### Excerpt
________________________

With its new AppUp offering, Intel hopes to facilitate a new kind of cloud service for small businesses that have security concerns but want to take advantage of the cost benefits of moving to the cloud.

The service will let small businesses use applications hosted on hardware that is located on premise but pay only for what they use and leave the management to someone else.

Intel is offering the AppUp Small Business Service to third parties such as resellers, which in turn will sell applications on a monthly, per-user basis to small businesses. AppUp consists of servers, a selection of applications, and Intel software for managing and tracking use of the applications.

“The possible lightning that Intel is trying to catch in a bottle here with AppUp is giving people a little bit of both — allow them to keep data and hardware and applications on site, but doing it with this service-provider relationship that can take some of the management headaches and maintenance headaches off the shoulder of the small business,” said Charles King, an analyst with Pund-IT.

________________________

### Supplied data
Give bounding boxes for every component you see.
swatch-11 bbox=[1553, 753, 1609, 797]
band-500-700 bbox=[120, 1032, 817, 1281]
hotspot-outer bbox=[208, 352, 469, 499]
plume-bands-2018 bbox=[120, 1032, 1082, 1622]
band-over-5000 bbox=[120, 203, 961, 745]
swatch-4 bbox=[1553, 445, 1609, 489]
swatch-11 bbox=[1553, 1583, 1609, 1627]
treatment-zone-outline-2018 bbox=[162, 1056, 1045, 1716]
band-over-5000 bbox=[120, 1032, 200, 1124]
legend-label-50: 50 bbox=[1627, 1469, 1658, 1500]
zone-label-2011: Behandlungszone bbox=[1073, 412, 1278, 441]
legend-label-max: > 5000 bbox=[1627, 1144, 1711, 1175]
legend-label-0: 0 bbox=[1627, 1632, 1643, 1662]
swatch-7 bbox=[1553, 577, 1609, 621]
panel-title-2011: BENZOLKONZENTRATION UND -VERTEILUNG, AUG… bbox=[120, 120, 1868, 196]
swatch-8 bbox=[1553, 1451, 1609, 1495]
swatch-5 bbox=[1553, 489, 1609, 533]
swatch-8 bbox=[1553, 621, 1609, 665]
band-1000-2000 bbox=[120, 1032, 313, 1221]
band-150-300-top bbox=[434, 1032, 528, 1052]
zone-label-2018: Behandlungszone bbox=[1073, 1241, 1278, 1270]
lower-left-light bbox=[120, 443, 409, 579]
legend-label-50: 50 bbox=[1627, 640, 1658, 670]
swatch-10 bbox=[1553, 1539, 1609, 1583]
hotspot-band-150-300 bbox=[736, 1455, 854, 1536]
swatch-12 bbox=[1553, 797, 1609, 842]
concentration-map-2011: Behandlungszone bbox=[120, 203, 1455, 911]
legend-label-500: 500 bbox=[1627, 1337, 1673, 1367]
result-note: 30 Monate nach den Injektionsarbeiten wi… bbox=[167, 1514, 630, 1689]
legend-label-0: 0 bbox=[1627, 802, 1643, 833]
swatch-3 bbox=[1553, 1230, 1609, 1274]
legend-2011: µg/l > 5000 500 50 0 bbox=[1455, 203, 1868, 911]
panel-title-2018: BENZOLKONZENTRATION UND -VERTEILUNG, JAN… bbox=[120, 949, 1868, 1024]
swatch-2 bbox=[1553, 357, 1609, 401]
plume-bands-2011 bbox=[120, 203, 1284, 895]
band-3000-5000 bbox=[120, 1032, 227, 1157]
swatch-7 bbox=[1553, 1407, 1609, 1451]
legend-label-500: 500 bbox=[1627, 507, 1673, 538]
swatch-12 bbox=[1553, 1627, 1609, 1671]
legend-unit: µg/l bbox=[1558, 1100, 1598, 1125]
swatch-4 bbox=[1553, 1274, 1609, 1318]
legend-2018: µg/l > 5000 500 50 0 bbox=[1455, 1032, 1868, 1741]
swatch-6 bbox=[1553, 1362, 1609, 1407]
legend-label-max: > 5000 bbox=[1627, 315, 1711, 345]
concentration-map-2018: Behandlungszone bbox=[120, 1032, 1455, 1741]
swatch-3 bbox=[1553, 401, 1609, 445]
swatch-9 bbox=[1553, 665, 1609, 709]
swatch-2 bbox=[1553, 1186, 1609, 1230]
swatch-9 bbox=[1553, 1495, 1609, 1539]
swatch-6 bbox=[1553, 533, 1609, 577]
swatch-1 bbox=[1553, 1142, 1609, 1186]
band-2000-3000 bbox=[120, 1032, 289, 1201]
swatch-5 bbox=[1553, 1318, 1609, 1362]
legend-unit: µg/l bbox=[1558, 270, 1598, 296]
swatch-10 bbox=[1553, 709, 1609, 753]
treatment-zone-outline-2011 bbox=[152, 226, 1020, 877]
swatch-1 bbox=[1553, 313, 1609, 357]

________________________

### Problem to solve
Answer these questions from the text on Intel's AppUp service:
1. To whom is Intel offering the AppUp Small Business Service?
2. What does AppUp consist of?
3. With which firm is Charles King an analyst?

### Response
1. Third parties such as resellers
2. Servers, a selection of applications, and Intel software for managing and tracking use of the applications
3. Pund-IT